WHAT IS NEEDED: Render every line of the items below as a numbered list, omitting blank lines and leaving out the pictures.

PROVIDED RECORDS:
::::::
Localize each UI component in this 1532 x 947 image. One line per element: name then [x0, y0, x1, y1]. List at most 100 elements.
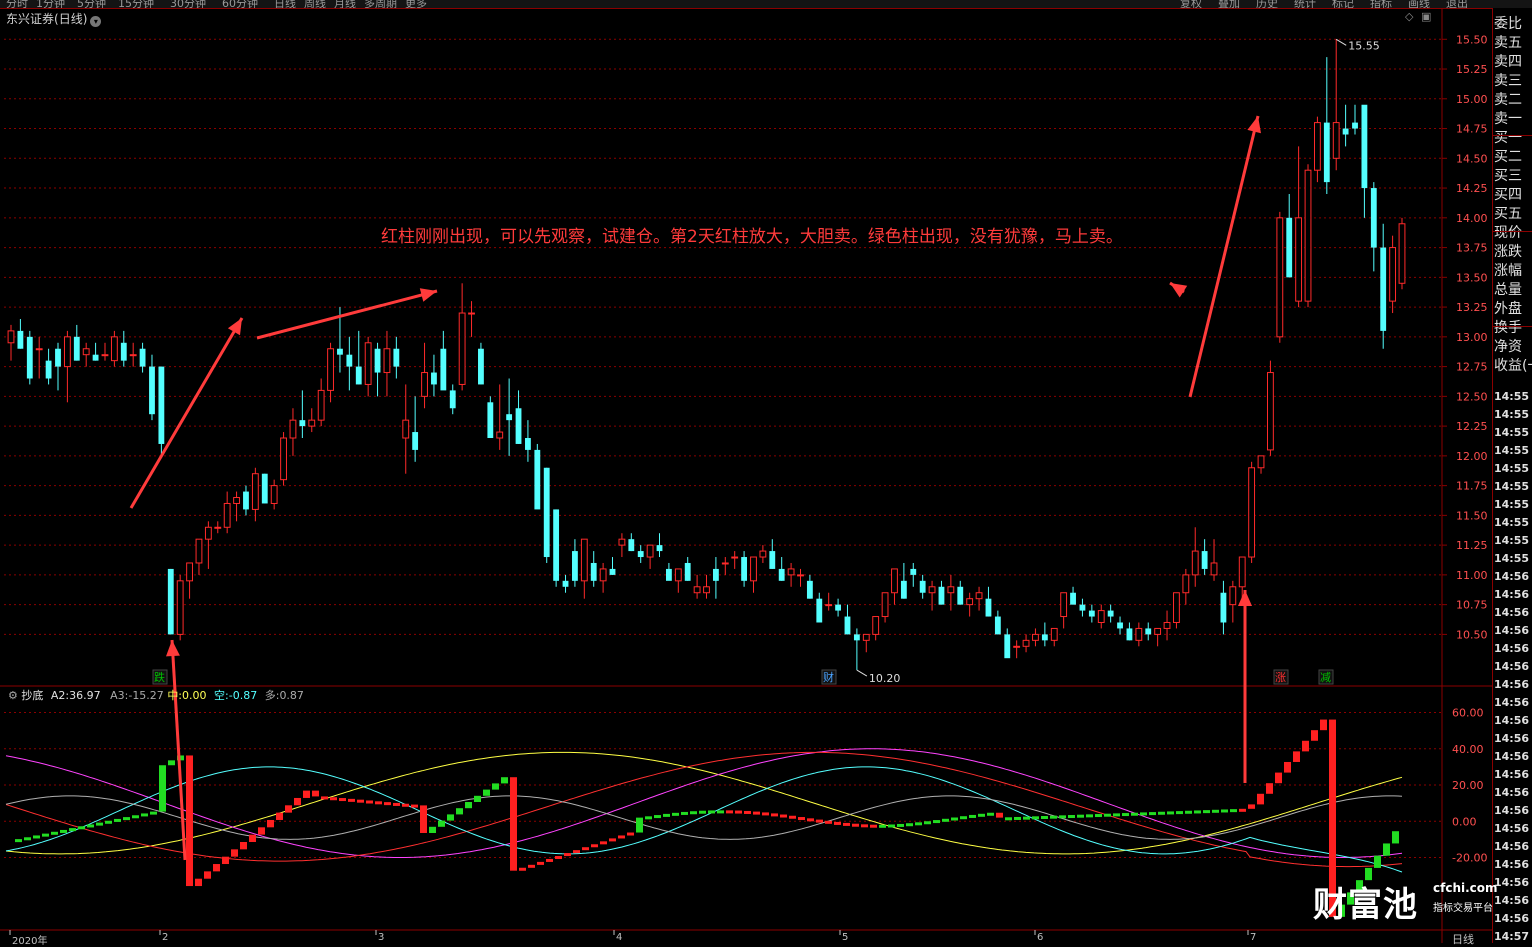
candle [1013, 640, 1021, 659]
indicator-bar [753, 811, 760, 815]
candle [797, 568, 804, 587]
indicator-name[interactable]: 抄底 [21, 689, 43, 702]
stock-chart[interactable]: 10.50 10.75 11.00 11.25 11.50 11.75 12.00 12.25… [0, 0, 1532, 943]
candle-body [816, 598, 823, 623]
indicator-bar [933, 820, 940, 824]
candle [195, 538, 203, 575]
candle [674, 568, 682, 593]
indicator-bar [915, 822, 922, 826]
tick-time: 14:56 [1494, 624, 1530, 637]
indicator-bar [1203, 810, 1210, 814]
quote-field-label: 收益(一 [1494, 358, 1532, 374]
candle-body [853, 634, 860, 641]
stock-name: 东兴证券 [6, 12, 55, 26]
candle-body [797, 574, 804, 577]
indicator-bar [798, 817, 805, 821]
candle [270, 479, 278, 510]
chevron-down-icon[interactable]: ▾ [90, 16, 102, 27]
candle-body [778, 568, 785, 581]
candle-body [721, 562, 729, 565]
tick-time: 14:56 [1494, 876, 1530, 889]
candle [1022, 634, 1030, 653]
indicator-bar [951, 817, 958, 821]
indicator-bar [780, 814, 787, 818]
indicator-bar [555, 856, 562, 860]
candle-body [562, 580, 569, 587]
date-tick-label: 2020年 [12, 936, 48, 947]
restore-icon[interactable]: ▣ [1421, 10, 1431, 23]
candle [1248, 461, 1256, 563]
indicator-bar [888, 824, 895, 828]
candle-body [862, 633, 870, 641]
indicator-bar [204, 871, 211, 879]
indicator-bar [1275, 772, 1282, 784]
candle [393, 336, 400, 379]
candle-body [158, 366, 165, 444]
candle [1060, 592, 1068, 629]
indicator-bar [591, 844, 598, 848]
candle-body [1220, 592, 1227, 623]
quote-field-label: 卖三 [1494, 73, 1522, 89]
candle [449, 384, 456, 415]
candle [55, 342, 61, 391]
quote-section-divider [1493, 326, 1532, 327]
quote-section-divider [1493, 231, 1532, 232]
annotation-arrow [1169, 281, 1188, 298]
candle-body [1107, 610, 1114, 617]
candle-body [1070, 592, 1076, 605]
candle-body [204, 526, 212, 540]
event-tag-label: 减 [1320, 671, 1331, 684]
indicator-bar [834, 821, 841, 825]
tick-time: 14:57 [1494, 930, 1530, 943]
indicator-bar [1113, 813, 1120, 817]
candle [1398, 217, 1406, 290]
indicator-bar [231, 849, 238, 857]
indicator-settings-icon[interactable]: ⚙ [8, 689, 18, 702]
candle-body [487, 402, 494, 439]
price-tick-label: 15.00 [1456, 93, 1488, 106]
candle [1050, 627, 1058, 647]
candle-body [478, 348, 484, 385]
candle-body [1398, 223, 1406, 284]
candle [1135, 622, 1143, 647]
indicator-bar [519, 867, 526, 871]
quote-field-label: 换手 [1494, 320, 1522, 336]
quote-field-label: 卖四 [1494, 54, 1522, 70]
candle-body [149, 366, 155, 415]
candle-body [1097, 610, 1105, 623]
indicator-bar [1095, 814, 1102, 818]
indicator-bar [960, 816, 967, 820]
annotation-text: 红柱刚刚出现，可以先观察，试建仓。第2天红柱放大，大胆卖。绿色柱出现，没有犹豫，… [381, 227, 1123, 247]
candle [1004, 628, 1011, 659]
indicator-bar [627, 832, 634, 836]
indicator-bar [132, 815, 139, 819]
candle [458, 283, 466, 391]
indicator-bar [42, 833, 49, 837]
candle-body [327, 348, 334, 391]
period-label[interactable]: 日线 [1452, 931, 1474, 947]
quote-field-label: 委比 [1494, 16, 1522, 32]
indicator-bar [1320, 719, 1327, 731]
indicator-bar [1302, 740, 1309, 752]
candle [741, 551, 748, 587]
diamond-icon[interactable]: ◇ [1405, 10, 1413, 23]
candle-body [261, 473, 268, 504]
indicator-bar [1005, 817, 1012, 821]
event-tag: 跌 [152, 669, 168, 685]
low-marker-line [856, 669, 868, 677]
candle-body [120, 342, 127, 361]
tick-time: 14:55 [1494, 534, 1530, 547]
candle [1286, 194, 1293, 278]
indicator-bar [285, 805, 292, 813]
indicator-bar [789, 815, 796, 819]
candle-body [665, 568, 672, 581]
candle [646, 544, 654, 569]
quote-field-label: 买五 [1494, 206, 1522, 222]
candle [928, 580, 936, 611]
indicator-bar [276, 812, 283, 820]
tick-time: 14:56 [1494, 696, 1530, 709]
candle [1145, 622, 1152, 641]
candle [712, 557, 719, 599]
candle [110, 330, 118, 367]
candle [853, 628, 860, 671]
::::::
SOLUTION FOR THIS EXERCISE:
1. Localize each UI component in this 1532 x 947 image. One line per element: name then [x0, y0, x1, y1]. List at most 100 elements.
2. candle [1013, 640, 1021, 659]
3. indicator-bar [753, 811, 760, 815]
4. candle [797, 568, 804, 587]
5. indicator-name[interactable]: 抄底 [21, 689, 43, 702]
6. stock-chart[interactable]: 10.50 10.75 11.00 11.25 11.50 11.75 12.00 12.25… [0, 0, 1532, 943]
7. candle-body [816, 598, 823, 623]
8. indicator-bar [933, 820, 940, 824]
9. candle [195, 538, 203, 575]
10. candle [674, 568, 682, 593]
11. indicator-bar [915, 822, 922, 826]
12. tick-time: 14:56 [1494, 624, 1530, 637]
13. indicator-bar [1203, 810, 1210, 814]
14. quote-field-label: 收益(一 [1494, 358, 1532, 374]
15. candle-body [853, 634, 860, 641]
16. stock-name: 东兴证券 [6, 12, 55, 26]
17. candle-body [797, 574, 804, 577]
18. indicator-bar [798, 817, 805, 821]
19. candle [270, 479, 278, 510]
20. chevron-down-icon[interactable]: ▾ [90, 16, 102, 27]
21. candle-body [778, 568, 785, 581]
22. candle-body [721, 562, 729, 565]
23. tick-time: 14:56 [1494, 876, 1530, 889]
24. candle [1022, 634, 1030, 653]
25. indicator-bar [951, 817, 958, 821]
26. indicator-bar [780, 814, 787, 818]
27. indicator-bar [555, 856, 562, 860]
28. candle-body [562, 580, 569, 587]
29. date-tick-label: 2020年 [12, 936, 48, 947]
30. restore-icon[interactable]: ▣ [1421, 10, 1431, 23]
31. candle [1248, 461, 1256, 563]
32. indicator-bar [888, 824, 895, 828]
33. candle-body [862, 633, 870, 641]
34. indicator-bar [204, 871, 211, 879]
35. indicator-bar [1275, 772, 1282, 784]
36. candle [393, 336, 400, 379]
37. candle-body [158, 366, 165, 444]
38. candle [1060, 592, 1068, 629]
39. indicator-bar [591, 844, 598, 848]
40. candle-body [1220, 592, 1227, 623]
41. quote-field-label: 卖三 [1494, 73, 1522, 89]
42. candle [449, 384, 456, 415]
43. candle [55, 342, 61, 391]
44. quote-section-divider [1493, 326, 1532, 327]
45. quote-section-divider [1493, 231, 1532, 232]
46. annotation-arrow [1169, 281, 1188, 298]
47. candle-body [1107, 610, 1114, 617]
48. candle-body [1070, 592, 1076, 605]
49. candle-body [204, 526, 212, 540]
50. event-tag-label: 减 [1320, 671, 1331, 684]
51. indicator-bar [834, 821, 841, 825]
52. tick-time: 14:57 [1494, 930, 1530, 943]
53. indicator-bar [1113, 813, 1120, 817]
54. candle [1398, 217, 1406, 290]
55. indicator-bar [231, 849, 238, 857]
56. indicator-settings-icon[interactable]: ⚙ [8, 689, 18, 702]
57. candle-body [487, 402, 494, 439]
58. price-tick-label: 15.00 [1456, 93, 1488, 106]
59. candle [1050, 627, 1058, 647]
60. candle-body [478, 348, 484, 385]
61. candle-body [1398, 223, 1406, 284]
62. candle [1135, 622, 1143, 647]
63. indicator-bar [519, 867, 526, 871]
64. quote-field-label: 换手 [1494, 320, 1522, 336]
65. quote-field-label: 卖四 [1494, 54, 1522, 70]
66. candle-body [149, 366, 155, 415]
67. candle-body [1097, 610, 1105, 623]
68. indicator-bar [1095, 814, 1102, 818]
69. indicator-bar [960, 816, 967, 820]
70. annotation-text: 红柱刚刚出现，可以先观察，试建仓。第2天红柱放大，大胆卖。绿色柱出现，没有犹豫，… [381, 227, 1123, 247]
71. candle [1004, 628, 1011, 659]
72. indicator-bar [627, 832, 634, 836]
73. indicator-bar [132, 815, 139, 819]
74. candle [458, 283, 466, 391]
75. indicator-bar [42, 833, 49, 837]
76. candle-body [327, 348, 334, 391]
77. period-label[interactable]: 日线 [1452, 931, 1474, 947]
78. quote-field-label: 委比 [1494, 16, 1522, 32]
79. indicator-bar [1320, 719, 1327, 731]
80. indicator-bar [1302, 740, 1309, 752]
81. candle [741, 551, 748, 587]
82. diamond-icon[interactable]: ◇ [1405, 10, 1413, 23]
83. candle-body [261, 473, 268, 504]
84. indicator-bar [1005, 817, 1012, 821]
85. event-tag: 跌 [152, 669, 168, 685]
86. low-marker-line [856, 669, 868, 677]
87. candle-body [120, 342, 127, 361]
88. tick-time: 14:55 [1494, 534, 1530, 547]
89. candle [1286, 194, 1293, 278]
90. indicator-bar [285, 805, 292, 813]
91. indicator-bar [789, 815, 796, 819]
92. candle-body [665, 568, 672, 581]
93. candle [646, 544, 654, 569]
94. quote-field-label: 买五 [1494, 206, 1522, 222]
95. candle [928, 580, 936, 611]
96. indicator-bar [276, 812, 283, 820]
97. tick-time: 14:56 [1494, 696, 1530, 709]
98. candle [1145, 622, 1152, 641]
99. candle [712, 557, 719, 599]
100. candle [110, 330, 118, 367]
101. candle [853, 628, 860, 671]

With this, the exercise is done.